Find the lines holding "They" and copy them.

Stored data
** start **

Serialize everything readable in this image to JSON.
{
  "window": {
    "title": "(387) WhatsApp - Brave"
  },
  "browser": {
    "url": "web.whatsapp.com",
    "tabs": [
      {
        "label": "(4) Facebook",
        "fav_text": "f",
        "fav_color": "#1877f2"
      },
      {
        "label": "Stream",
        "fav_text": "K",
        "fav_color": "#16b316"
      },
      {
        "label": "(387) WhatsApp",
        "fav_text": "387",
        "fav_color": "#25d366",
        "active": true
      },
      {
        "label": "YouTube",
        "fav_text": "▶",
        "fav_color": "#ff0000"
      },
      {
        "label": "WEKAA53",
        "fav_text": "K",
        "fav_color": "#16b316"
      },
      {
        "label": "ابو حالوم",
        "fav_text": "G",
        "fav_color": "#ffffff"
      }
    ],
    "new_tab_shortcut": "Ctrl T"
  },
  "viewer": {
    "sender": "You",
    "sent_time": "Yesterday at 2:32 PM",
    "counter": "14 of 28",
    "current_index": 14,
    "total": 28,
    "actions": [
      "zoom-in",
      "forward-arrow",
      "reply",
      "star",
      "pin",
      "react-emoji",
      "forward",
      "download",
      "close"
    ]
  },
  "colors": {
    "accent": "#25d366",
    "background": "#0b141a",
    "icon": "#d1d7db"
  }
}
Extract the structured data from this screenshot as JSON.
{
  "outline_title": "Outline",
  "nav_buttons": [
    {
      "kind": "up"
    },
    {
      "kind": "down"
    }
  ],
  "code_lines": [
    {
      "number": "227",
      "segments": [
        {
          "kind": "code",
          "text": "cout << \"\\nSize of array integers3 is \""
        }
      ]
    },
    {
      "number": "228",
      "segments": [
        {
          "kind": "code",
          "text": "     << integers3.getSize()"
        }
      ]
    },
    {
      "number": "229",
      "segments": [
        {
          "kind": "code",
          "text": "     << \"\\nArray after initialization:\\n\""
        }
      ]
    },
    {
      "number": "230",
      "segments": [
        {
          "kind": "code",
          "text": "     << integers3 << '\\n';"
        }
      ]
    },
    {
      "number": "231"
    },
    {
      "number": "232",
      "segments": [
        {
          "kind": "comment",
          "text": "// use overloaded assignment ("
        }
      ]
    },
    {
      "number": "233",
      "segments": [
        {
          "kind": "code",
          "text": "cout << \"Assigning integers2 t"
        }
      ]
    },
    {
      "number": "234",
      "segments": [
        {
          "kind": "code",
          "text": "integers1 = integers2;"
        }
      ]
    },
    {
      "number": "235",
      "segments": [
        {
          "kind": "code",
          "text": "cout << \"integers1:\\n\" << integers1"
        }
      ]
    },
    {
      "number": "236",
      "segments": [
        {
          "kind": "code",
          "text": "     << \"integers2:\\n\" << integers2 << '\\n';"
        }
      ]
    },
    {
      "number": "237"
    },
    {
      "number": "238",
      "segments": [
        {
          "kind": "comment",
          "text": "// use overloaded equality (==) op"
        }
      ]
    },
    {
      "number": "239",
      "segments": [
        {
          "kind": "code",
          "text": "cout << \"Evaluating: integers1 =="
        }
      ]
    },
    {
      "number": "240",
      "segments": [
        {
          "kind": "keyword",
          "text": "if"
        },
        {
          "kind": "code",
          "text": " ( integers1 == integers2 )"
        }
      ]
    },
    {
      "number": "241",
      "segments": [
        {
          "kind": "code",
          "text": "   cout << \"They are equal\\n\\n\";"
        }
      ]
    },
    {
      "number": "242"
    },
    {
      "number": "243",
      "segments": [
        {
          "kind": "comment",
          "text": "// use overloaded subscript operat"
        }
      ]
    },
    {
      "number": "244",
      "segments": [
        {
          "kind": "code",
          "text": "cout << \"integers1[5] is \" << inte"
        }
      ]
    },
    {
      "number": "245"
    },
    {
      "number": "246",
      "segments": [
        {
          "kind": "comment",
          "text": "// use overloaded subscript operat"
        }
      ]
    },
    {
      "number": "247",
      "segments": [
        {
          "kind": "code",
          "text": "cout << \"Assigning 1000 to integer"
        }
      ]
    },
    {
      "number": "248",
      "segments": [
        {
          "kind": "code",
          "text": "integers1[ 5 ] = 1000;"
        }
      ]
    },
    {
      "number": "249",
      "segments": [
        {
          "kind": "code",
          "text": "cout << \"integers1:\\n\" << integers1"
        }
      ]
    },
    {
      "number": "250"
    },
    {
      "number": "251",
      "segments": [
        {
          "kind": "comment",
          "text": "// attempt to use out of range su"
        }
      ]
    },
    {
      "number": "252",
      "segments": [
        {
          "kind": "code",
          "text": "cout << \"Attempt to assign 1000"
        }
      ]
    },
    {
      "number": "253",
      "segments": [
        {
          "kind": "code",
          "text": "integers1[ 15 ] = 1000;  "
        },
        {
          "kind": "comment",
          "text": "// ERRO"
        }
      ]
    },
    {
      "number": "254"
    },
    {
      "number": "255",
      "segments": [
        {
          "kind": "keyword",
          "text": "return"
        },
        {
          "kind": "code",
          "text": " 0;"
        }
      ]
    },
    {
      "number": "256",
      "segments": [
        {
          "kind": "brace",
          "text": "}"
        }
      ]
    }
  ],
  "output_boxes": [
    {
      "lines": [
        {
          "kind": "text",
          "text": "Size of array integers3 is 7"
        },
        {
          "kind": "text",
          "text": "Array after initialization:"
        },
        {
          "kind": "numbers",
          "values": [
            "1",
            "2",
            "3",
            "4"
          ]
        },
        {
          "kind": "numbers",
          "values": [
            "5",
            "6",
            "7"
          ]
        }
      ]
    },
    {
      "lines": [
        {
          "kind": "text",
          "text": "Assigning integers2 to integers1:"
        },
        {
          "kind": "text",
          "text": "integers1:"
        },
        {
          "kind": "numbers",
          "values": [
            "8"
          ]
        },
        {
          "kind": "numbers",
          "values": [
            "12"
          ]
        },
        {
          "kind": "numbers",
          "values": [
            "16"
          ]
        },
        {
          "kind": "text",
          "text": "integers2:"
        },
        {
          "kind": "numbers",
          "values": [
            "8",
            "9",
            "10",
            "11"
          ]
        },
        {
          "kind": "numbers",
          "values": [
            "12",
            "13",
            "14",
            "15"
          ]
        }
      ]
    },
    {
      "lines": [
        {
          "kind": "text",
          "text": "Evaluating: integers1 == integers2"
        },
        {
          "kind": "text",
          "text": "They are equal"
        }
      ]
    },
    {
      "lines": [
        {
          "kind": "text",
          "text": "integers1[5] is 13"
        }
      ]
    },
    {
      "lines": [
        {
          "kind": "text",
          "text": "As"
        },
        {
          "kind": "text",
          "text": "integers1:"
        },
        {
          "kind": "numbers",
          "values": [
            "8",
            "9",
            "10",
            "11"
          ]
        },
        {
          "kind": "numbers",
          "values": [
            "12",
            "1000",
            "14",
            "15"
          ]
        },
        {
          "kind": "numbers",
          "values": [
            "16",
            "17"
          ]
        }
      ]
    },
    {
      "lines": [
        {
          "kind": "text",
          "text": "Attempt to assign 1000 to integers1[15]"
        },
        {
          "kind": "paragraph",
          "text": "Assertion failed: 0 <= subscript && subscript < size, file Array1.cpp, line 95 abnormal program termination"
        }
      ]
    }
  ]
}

** end **

Response to the exercise:
          "text": "   cout << \"They are equal\\n\\n\";"
          "text": "They are equal"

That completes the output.